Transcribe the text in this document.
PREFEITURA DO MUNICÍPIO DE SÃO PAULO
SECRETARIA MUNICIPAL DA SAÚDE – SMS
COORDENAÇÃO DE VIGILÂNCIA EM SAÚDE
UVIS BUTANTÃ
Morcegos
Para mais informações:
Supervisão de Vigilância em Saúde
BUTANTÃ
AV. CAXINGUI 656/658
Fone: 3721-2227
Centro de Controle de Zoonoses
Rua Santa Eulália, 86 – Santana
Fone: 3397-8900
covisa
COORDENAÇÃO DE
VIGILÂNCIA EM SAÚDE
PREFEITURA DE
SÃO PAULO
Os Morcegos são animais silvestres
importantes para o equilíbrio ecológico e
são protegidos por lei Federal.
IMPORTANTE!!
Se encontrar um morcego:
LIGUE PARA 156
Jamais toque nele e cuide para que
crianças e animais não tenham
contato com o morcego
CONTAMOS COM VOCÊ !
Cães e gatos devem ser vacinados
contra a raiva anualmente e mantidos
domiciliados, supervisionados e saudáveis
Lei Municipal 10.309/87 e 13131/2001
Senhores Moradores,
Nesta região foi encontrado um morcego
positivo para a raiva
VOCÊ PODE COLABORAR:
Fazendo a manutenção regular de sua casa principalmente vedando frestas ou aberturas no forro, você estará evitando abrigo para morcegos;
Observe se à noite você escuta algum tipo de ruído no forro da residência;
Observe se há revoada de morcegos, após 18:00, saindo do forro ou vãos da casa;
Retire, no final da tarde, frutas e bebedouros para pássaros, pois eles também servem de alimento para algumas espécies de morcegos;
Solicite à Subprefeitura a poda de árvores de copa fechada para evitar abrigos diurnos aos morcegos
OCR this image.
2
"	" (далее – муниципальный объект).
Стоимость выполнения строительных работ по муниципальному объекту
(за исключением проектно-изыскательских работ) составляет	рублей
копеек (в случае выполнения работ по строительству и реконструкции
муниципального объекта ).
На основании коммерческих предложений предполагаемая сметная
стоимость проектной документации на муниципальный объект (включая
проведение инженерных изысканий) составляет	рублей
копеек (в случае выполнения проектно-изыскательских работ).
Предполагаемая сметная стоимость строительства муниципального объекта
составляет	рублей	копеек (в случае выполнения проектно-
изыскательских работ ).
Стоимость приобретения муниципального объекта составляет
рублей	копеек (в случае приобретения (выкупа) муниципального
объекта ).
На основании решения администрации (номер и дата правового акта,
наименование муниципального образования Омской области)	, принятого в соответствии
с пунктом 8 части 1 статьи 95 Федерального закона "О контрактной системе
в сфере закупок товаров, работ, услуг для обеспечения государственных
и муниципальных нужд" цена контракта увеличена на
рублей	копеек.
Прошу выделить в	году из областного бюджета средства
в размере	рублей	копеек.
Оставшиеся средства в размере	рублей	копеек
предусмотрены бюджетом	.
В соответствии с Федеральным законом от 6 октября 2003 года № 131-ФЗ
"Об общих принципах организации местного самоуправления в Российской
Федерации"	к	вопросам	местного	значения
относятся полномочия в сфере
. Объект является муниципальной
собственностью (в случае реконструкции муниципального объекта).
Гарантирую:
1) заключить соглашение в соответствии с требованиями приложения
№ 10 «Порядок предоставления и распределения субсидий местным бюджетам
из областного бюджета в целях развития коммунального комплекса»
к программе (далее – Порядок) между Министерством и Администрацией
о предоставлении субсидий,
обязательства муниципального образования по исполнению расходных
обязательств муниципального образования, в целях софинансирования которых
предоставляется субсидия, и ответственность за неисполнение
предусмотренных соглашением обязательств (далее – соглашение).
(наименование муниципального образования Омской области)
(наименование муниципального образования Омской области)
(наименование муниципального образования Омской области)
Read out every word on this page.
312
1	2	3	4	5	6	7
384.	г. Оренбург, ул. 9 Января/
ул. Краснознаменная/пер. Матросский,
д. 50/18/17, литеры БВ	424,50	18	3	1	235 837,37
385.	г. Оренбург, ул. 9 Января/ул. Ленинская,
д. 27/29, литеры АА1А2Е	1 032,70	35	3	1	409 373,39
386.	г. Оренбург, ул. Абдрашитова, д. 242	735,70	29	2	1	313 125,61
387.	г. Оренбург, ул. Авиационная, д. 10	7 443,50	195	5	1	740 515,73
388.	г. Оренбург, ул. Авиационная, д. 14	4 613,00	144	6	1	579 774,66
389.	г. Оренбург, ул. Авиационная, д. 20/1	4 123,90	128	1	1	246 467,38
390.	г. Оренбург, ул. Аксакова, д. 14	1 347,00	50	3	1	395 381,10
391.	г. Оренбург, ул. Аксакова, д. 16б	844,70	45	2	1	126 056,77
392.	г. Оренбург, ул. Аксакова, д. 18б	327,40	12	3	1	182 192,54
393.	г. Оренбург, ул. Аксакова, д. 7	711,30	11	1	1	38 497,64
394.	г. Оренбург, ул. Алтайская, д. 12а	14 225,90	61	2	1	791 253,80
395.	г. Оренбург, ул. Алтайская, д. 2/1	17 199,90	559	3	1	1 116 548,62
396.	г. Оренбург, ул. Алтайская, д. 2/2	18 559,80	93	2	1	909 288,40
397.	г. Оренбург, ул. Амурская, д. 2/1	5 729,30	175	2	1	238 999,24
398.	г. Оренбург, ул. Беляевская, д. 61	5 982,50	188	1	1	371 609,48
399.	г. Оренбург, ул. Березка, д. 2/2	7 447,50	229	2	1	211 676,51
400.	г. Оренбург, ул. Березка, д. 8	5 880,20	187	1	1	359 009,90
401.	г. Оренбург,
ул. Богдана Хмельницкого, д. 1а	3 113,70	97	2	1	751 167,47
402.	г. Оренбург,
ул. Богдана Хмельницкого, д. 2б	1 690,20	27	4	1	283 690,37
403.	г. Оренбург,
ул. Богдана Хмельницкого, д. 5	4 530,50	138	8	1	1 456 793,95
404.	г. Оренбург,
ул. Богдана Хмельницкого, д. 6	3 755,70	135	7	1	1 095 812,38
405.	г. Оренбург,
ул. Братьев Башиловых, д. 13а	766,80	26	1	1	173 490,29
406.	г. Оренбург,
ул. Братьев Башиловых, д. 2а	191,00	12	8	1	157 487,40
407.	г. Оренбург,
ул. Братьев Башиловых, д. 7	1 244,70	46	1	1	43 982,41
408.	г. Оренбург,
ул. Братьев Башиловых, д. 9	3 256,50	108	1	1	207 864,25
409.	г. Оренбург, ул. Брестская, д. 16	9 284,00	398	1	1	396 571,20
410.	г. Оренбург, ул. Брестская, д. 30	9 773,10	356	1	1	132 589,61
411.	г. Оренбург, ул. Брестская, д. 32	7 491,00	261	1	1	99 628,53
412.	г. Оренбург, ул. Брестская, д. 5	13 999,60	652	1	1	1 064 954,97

+ + +

CHALLENGE
Give back the whole listing exactly as it reads.

ANSWER TO THIS TASK
Transcribe the text in this document.
PREFEITURA DO MUNICÍPIO DE SÃO PAULO
SECRETARIA MUNICIPAL DA SAÚDE – SMS
COORDENAÇÃO DE VIGILÂNCIA EM SAÚDE
UVIS BUTANTÃ
Morcegos
Para mais informações:
Supervisão de Vigilância em Saúde
BUTANTÃ
AV. CAXINGUI 656/658
Fone: 3721-2227
Centro de Controle de Zoonoses
Rua Santa Eulália, 86 – Santana
Fone: 3397-8900
covisa
COORDENAÇÃO DE
VIGILÂNCIA EM SAÚDE
PREFEITURA DE
SÃO PAULO
Os Morcegos são animais silvestres
importantes para o equilíbrio ecológico e
são protegidos por lei Federal.
IMPORTANTE!!
Se encontrar um morcego:
LIGUE PARA 156
Jamais toque nele e cuide para que
crianças e animais não tenham
contato com o morcego
CONTAMOS COM VOCÊ !
Cães e gatos devem ser vacinados
contra a raiva anualmente e mantidos
domiciliados, supervisionados e saudáveis
Lei Municipal 10.309/87 e 13131/2001
Senhores Moradores,
Nesta região foi encontrado um morcego
positivo para a raiva
VOCÊ PODE COLABORAR:
Fazendo a manutenção regular de sua casa principalmente vedando frestas ou aberturas no forro, você estará evitando abrigo para morcegos;
Observe se à noite você escuta algum tipo de ruído no forro da residência;
Observe se há revoada de morcegos, após 18:00, saindo do forro ou vãos da casa;
Retire, no final da tarde, frutas e bebedouros para pássaros, pois eles também servem de alimento para algumas espécies de morcegos;
Solicite à Subprefeitura a poda de árvores de copa fechada para evitar abrigos diurnos aos morcegos
OCR this image.
2
"	" (далее – муниципальный объект).
Стоимость выполнения строительных работ по муниципальному объекту
(за исключением проектно-изыскательских работ) составляет	рублей
копеек (в случае выполнения работ по строительству и реконструкции
муниципального объекта ).
На основании коммерческих предложений предполагаемая сметная
стоимость проектной документации на муниципальный объект (включая
проведение инженерных изысканий) составляет	рублей
копеек (в случае выполнения проектно-изыскательских работ).
Предполагаемая сметная стоимость строительства муниципального объекта
составляет	рублей	копеек (в случае выполнения проектно-
изыскательских работ ).
Стоимость приобретения муниципального объекта составляет
рублей	копеек (в случае приобретения (выкупа) муниципального
объекта ).
На основании решения администрации (номер и дата правового акта,
наименование муниципального образования Омской области)	, принятого в соответствии
с пунктом 8 части 1 статьи 95 Федерального закона "О контрактной системе
в сфере закупок товаров, работ, услуг для обеспечения государственных
и муниципальных нужд" цена контракта увеличена на
рублей	копеек.
Прошу выделить в	году из областного бюджета средства
в размере	рублей	копеек.
Оставшиеся средства в размере	рублей	копеек
предусмотрены бюджетом	.
В соответствии с Федеральным законом от 6 октября 2003 года № 131-ФЗ
"Об общих принципах организации местного самоуправления в Российской
Федерации"	к	вопросам	местного	значения
относятся полномочия в сфере
. Объект является муниципальной
собственностью (в случае реконструкции муниципального объекта).
Гарантирую:
1) заключить соглашение в соответствии с требованиями приложения
№ 10 «Порядок предоставления и распределения субсидий местным бюджетам
из областного бюджета в целях развития коммунального комплекса»
к программе (далее – Порядок) между Министерством и Администрацией
о предоставлении субсидий,
обязательства муниципального образования по исполнению расходных
обязательств муниципального образования, в целях софинансирования которых
предоставляется субсидия, и ответственность за неисполнение
предусмотренных соглашением обязательств (далее – соглашение).
(наименование муниципального образования Омской области)
(наименование муниципального образования Омской области)
(наименование муниципального образования Омской области)
Read out every word on this page.
312
1	2	3	4	5	6	7
384.	г. Оренбург, ул. 9 Января/
ул. Краснознаменная/пер. Матросский,
д. 50/18/17, литеры БВ	424,50	18	3	1	235 837,37
385.	г. Оренбург, ул. 9 Января/ул. Ленинская,
д. 27/29, литеры АА1А2Е	1 032,70	35	3	1	409 373,39
386.	г. Оренбург, ул. Абдрашитова, д. 242	735,70	29	2	1	313 125,61
387.	г. Оренбург, ул. Авиационная, д. 10	7 443,50	195	5	1	740 515,73
388.	г. Оренбург, ул. Авиационная, д. 14	4 613,00	144	6	1	579 774,66
389.	г. Оренбург, ул. Авиационная, д. 20/1	4 123,90	128	1	1	246 467,38
390.	г. Оренбург, ул. Аксакова, д. 14	1 347,00	50	3	1	395 381,10
391.	г. Оренбург, ул. Аксакова, д. 16б	844,70	45	2	1	126 056,77
392.	г. Оренбург, ул. Аксакова, д. 18б	327,40	12	3	1	182 192,54
393.	г. Оренбург, ул. Аксакова, д. 7	711,30	11	1	1	38 497,64
394.	г. Оренбург, ул. Алтайская, д. 12а	14 225,90	61	2	1	791 253,80
395.	г. Оренбург, ул. Алтайская, д. 2/1	17 199,90	559	3	1	1 116 548,62
396.	г. Оренбург, ул. Алтайская, д. 2/2	18 559,80	93	2	1	909 288,40
397.	г. Оренбург, ул. Амурская, д. 2/1	5 729,30	175	2	1	238 999,24
398.	г. Оренбург, ул. Беляевская, д. 61	5 982,50	188	1	1	371 609,48
399.	г. Оренбург, ул. Березка, д. 2/2	7 447,50	229	2	1	211 676,51
400.	г. Оренбург, ул. Березка, д. 8	5 880,20	187	1	1	359 009,90
401.	г. Оренбург,
ул. Богдана Хмельницкого, д. 1а	3 113,70	97	2	1	751 167,47
402.	г. Оренбург,
ул. Богдана Хмельницкого, д. 2б	1 690,20	27	4	1	283 690,37
403.	г. Оренбург,
ул. Богдана Хмельницкого, д. 5	4 530,50	138	8	1	1 456 793,95
404.	г. Оренбург,
ул. Богдана Хмельницкого, д. 6	3 755,70	135	7	1	1 095 812,38
405.	г. Оренбург,
ул. Братьев Башиловых, д. 13а	766,80	26	1	1	173 490,29
406.	г. Оренбург,
ул. Братьев Башиловых, д. 2а	191,00	12	8	1	157 487,40
407.	г. Оренбург,
ул. Братьев Башиловых, д. 7	1 244,70	46	1	1	43 982,41
408.	г. Оренбург,
ул. Братьев Башиловых, д. 9	3 256,50	108	1	1	207 864,25
409.	г. Оренбург, ул. Брестская, д. 16	9 284,00	398	1	1	396 571,20
410.	г. Оренбург, ул. Брестская, д. 30	9 773,10	356	1	1	132 589,61
411.	г. Оренбург, ул. Брестская, д. 32	7 491,00	261	1	1	99 628,53
412.	г. Оренбург, ул. Брестская, д. 5	13 999,60	652	1	1	1 064 954,97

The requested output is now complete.